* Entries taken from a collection

----

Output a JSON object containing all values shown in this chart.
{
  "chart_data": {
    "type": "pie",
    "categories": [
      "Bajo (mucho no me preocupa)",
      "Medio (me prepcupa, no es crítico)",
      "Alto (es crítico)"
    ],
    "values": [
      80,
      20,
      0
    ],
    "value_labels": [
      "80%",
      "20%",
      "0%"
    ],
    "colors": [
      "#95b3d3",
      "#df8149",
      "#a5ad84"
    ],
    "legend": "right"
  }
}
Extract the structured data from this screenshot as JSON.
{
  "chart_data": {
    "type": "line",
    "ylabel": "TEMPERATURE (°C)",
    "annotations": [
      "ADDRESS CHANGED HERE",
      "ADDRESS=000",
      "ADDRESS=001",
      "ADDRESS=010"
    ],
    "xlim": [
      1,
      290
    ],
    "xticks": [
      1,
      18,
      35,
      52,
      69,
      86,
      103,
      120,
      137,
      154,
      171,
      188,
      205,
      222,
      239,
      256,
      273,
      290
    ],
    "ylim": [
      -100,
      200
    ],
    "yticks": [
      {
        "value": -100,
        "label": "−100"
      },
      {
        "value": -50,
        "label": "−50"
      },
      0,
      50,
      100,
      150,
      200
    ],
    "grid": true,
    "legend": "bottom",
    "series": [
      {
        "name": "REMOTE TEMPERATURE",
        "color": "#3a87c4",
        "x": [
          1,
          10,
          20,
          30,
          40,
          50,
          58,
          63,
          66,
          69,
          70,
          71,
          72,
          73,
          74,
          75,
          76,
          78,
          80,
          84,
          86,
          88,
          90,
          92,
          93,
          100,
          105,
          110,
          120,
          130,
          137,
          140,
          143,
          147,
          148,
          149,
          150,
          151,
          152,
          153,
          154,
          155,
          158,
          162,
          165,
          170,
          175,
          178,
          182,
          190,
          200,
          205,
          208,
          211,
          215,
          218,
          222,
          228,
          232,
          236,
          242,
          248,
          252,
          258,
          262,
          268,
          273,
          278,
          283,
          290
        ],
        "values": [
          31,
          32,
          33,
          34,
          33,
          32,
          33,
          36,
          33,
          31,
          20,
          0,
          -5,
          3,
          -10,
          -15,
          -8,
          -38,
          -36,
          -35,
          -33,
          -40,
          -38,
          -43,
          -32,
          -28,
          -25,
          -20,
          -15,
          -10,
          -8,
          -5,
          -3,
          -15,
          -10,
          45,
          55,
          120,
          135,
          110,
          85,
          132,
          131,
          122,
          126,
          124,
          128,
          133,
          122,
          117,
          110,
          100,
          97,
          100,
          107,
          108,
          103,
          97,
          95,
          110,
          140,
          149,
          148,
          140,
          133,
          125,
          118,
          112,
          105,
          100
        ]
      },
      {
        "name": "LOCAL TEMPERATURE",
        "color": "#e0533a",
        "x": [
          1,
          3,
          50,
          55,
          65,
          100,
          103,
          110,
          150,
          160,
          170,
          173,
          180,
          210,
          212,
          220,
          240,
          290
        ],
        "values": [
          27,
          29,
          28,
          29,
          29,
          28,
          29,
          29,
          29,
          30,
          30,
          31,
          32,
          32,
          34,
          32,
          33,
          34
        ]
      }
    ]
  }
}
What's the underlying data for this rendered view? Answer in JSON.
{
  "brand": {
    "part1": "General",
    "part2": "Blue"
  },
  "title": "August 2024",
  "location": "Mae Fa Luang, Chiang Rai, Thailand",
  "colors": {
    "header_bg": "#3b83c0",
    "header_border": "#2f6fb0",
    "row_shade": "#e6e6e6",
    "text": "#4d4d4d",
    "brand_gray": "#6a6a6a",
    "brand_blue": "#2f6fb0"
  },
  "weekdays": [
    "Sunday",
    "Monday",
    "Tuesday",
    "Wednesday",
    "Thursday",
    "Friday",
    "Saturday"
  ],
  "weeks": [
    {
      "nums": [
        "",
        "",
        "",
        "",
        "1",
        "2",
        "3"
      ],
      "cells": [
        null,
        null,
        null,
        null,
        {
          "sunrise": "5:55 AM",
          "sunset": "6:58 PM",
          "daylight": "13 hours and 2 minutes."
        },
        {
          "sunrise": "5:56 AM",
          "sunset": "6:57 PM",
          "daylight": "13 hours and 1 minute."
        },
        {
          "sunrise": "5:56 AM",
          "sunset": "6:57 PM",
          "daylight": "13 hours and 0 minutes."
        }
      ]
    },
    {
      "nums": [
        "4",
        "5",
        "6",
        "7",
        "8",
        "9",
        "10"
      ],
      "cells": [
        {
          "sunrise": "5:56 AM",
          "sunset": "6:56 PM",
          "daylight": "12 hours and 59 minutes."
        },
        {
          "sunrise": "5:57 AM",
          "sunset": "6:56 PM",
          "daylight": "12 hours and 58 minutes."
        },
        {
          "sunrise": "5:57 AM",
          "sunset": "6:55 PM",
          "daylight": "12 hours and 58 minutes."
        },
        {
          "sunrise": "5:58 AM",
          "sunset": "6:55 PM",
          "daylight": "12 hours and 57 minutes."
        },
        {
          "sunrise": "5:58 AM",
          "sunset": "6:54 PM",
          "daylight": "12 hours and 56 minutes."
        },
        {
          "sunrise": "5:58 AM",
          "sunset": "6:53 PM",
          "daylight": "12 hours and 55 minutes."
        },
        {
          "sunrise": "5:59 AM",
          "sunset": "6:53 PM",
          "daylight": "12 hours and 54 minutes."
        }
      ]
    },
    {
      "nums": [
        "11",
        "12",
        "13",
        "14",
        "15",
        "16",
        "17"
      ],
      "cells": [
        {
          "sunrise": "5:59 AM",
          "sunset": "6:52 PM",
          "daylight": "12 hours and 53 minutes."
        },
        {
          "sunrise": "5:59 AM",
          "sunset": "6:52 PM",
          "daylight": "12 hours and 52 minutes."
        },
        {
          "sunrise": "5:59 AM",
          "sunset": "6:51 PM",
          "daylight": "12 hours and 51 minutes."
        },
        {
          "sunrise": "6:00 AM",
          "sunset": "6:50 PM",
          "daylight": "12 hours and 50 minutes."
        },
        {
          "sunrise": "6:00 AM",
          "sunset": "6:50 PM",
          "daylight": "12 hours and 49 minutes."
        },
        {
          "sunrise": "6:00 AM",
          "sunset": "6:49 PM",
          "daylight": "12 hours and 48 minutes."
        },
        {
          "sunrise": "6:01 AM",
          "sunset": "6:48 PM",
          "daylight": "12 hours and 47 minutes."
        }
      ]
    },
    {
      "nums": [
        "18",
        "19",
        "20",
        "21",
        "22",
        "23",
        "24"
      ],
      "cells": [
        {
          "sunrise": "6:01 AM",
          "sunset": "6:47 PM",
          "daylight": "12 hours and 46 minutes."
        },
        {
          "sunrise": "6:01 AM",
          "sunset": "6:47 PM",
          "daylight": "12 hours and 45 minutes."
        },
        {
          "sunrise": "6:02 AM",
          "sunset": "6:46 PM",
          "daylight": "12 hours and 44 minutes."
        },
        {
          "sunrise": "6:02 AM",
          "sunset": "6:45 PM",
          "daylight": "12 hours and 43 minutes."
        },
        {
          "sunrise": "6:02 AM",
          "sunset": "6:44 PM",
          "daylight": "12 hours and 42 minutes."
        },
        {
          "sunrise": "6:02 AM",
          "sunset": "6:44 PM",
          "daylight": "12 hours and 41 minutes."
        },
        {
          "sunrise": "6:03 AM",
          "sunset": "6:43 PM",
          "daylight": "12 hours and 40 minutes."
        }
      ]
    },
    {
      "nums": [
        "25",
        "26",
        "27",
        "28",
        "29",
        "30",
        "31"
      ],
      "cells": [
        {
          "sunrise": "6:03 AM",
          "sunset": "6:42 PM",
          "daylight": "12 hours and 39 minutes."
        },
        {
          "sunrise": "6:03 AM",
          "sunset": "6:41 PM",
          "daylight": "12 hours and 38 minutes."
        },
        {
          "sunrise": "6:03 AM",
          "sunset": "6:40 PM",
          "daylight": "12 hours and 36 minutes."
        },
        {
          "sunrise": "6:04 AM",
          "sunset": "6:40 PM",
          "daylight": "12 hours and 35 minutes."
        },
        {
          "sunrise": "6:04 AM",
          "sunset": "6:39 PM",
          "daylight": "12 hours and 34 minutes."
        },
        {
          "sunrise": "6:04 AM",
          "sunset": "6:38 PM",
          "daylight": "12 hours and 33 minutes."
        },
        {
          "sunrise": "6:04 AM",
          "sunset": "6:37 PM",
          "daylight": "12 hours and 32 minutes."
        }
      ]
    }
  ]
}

----

* DIRECTIONS FOR THIS TASK
Pull out each line of the listing that holds the string "JSON".

* PROBLEM SOLUTION
Output a JSON object containing all values shown in this chart.
Extract the structured data from this screenshot as JSON.
What's the underlying data for this rendered view? Answer in JSON.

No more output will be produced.